## Data rows:
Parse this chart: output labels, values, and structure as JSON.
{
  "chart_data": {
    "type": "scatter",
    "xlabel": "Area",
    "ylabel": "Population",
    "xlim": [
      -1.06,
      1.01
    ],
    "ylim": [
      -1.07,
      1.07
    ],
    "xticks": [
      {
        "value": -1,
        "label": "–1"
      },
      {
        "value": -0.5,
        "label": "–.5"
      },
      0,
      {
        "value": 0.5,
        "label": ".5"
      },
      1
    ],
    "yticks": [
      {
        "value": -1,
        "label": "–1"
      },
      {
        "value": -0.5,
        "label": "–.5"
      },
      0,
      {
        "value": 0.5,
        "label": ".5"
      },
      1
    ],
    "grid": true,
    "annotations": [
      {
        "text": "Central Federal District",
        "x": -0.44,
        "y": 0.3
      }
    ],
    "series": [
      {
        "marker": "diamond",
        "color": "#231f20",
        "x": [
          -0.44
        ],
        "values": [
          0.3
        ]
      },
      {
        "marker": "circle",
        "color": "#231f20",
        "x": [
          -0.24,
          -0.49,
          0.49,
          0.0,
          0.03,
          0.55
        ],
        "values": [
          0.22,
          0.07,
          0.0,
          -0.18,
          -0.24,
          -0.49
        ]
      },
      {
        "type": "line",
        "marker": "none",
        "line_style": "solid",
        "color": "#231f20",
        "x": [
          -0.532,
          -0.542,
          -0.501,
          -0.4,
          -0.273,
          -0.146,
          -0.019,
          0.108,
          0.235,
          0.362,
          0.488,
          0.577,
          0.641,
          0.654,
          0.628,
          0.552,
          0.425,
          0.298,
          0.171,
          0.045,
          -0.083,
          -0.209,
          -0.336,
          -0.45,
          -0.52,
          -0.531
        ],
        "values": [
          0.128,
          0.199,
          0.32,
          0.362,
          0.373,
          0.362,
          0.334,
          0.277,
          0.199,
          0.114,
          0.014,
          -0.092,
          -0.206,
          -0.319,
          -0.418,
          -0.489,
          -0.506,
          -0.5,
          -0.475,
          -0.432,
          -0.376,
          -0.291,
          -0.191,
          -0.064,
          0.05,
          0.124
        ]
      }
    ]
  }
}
==
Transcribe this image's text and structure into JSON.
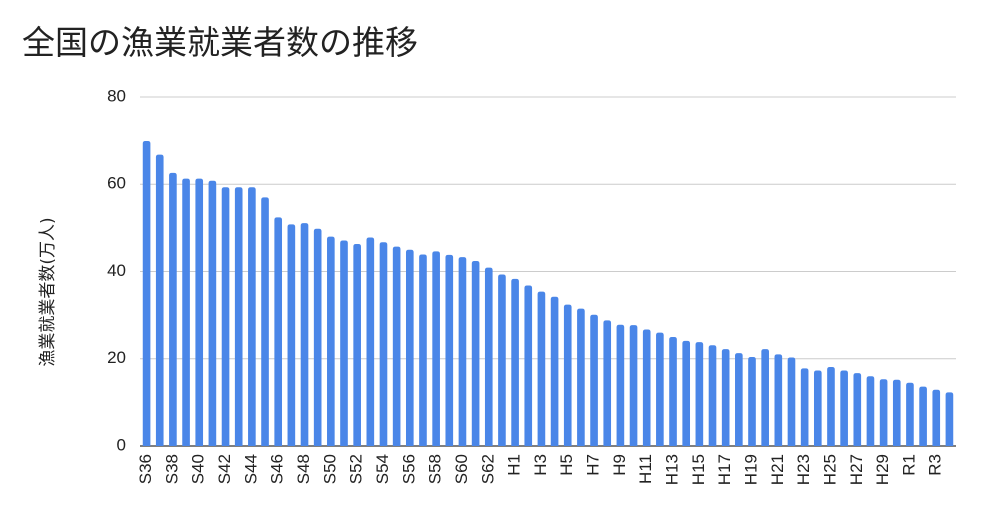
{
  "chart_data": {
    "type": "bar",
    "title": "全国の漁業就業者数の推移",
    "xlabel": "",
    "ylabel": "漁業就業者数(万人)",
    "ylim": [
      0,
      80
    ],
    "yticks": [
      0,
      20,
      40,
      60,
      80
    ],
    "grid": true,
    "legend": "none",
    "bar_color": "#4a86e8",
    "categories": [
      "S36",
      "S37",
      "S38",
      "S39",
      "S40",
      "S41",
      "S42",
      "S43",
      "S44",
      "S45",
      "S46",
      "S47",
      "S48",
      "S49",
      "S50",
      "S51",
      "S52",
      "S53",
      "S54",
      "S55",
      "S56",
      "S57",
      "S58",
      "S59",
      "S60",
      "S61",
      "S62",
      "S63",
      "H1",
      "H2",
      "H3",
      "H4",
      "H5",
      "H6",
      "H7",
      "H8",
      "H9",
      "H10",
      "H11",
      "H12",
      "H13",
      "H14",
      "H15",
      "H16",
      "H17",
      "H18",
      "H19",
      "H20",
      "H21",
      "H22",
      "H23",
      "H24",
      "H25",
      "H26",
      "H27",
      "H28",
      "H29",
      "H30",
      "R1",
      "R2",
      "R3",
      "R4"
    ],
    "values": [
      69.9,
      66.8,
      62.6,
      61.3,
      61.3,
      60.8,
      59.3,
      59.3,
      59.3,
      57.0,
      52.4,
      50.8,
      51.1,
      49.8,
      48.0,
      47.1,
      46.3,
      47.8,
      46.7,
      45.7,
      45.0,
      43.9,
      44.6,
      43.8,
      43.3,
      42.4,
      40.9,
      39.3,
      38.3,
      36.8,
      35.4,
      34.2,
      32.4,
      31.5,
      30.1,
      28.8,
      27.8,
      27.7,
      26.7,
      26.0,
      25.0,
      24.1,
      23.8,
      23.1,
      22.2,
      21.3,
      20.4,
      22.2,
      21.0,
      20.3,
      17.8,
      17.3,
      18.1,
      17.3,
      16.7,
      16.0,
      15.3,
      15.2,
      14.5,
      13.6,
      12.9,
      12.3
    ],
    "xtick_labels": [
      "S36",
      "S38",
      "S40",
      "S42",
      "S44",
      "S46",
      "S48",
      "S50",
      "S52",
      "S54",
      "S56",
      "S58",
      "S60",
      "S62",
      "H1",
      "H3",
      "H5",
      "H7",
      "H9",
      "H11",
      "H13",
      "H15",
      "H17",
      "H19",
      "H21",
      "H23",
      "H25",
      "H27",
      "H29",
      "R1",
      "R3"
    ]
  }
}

## Goal:
For the string "structure", count the lines of the entries above that include it; answer with the number only.

## Result below:
2